» **GIVEN EXERCISE**
Give the number of lines in this listing that contain "What", with no other words.

» **TASK MATERIAL**
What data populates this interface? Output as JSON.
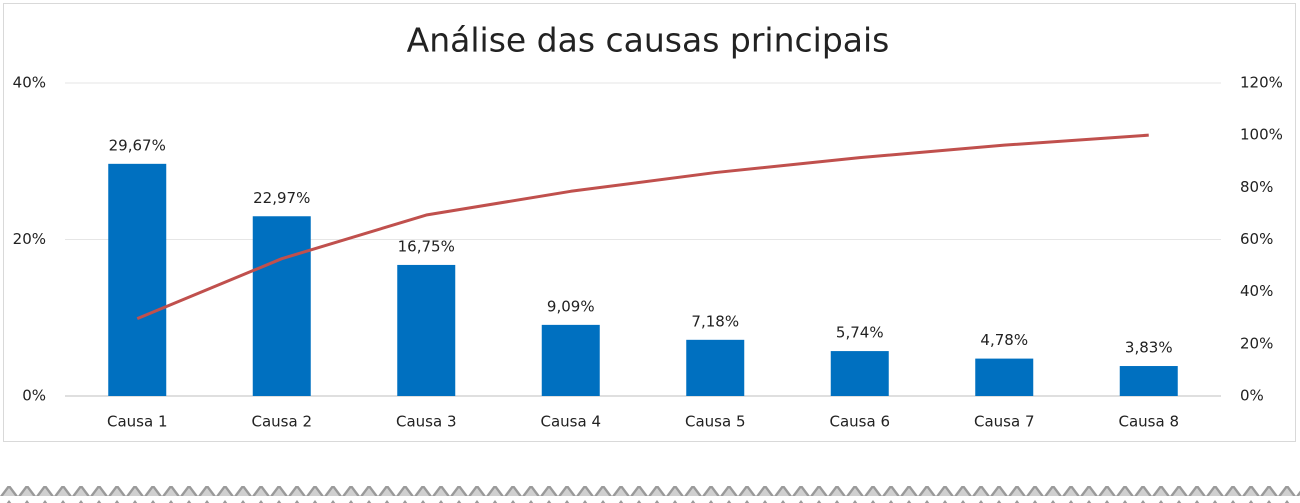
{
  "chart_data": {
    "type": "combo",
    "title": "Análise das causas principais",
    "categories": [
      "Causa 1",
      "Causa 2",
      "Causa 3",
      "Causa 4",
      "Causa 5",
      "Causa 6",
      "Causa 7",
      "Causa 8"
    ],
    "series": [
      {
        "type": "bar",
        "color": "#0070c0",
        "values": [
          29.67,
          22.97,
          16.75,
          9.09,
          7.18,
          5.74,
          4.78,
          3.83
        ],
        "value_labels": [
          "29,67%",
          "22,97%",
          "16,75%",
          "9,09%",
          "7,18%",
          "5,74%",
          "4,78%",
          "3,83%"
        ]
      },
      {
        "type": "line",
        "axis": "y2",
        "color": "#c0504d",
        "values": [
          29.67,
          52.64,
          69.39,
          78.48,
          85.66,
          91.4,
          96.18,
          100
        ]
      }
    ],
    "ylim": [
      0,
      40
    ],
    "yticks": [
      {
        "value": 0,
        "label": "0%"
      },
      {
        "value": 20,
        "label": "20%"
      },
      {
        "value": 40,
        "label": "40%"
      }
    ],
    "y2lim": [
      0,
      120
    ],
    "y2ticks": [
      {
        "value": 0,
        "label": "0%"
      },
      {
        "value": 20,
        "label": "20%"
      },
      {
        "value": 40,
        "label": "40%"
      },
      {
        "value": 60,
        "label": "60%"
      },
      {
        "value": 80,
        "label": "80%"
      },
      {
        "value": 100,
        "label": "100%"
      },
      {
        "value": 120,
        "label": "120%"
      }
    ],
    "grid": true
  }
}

==

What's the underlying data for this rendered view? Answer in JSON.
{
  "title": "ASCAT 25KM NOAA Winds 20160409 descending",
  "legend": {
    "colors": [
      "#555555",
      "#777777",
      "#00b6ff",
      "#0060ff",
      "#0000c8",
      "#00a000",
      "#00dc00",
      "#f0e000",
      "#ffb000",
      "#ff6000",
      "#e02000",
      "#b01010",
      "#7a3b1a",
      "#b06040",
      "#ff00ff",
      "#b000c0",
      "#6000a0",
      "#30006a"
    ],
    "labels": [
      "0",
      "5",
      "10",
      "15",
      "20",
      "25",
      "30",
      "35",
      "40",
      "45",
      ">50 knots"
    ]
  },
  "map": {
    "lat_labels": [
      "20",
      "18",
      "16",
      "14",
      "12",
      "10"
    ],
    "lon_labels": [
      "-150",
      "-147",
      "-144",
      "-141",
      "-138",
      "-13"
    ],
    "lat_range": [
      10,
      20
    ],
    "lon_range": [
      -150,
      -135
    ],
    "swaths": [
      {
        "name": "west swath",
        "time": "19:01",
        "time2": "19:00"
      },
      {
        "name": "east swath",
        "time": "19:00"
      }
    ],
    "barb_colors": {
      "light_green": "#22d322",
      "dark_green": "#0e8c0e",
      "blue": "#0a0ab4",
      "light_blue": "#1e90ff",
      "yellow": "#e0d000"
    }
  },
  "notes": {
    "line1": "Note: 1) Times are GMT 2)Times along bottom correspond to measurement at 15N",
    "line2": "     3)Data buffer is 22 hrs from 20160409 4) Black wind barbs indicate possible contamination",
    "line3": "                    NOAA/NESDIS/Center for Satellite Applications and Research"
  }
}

» **WRITTEN SOLUTION**
2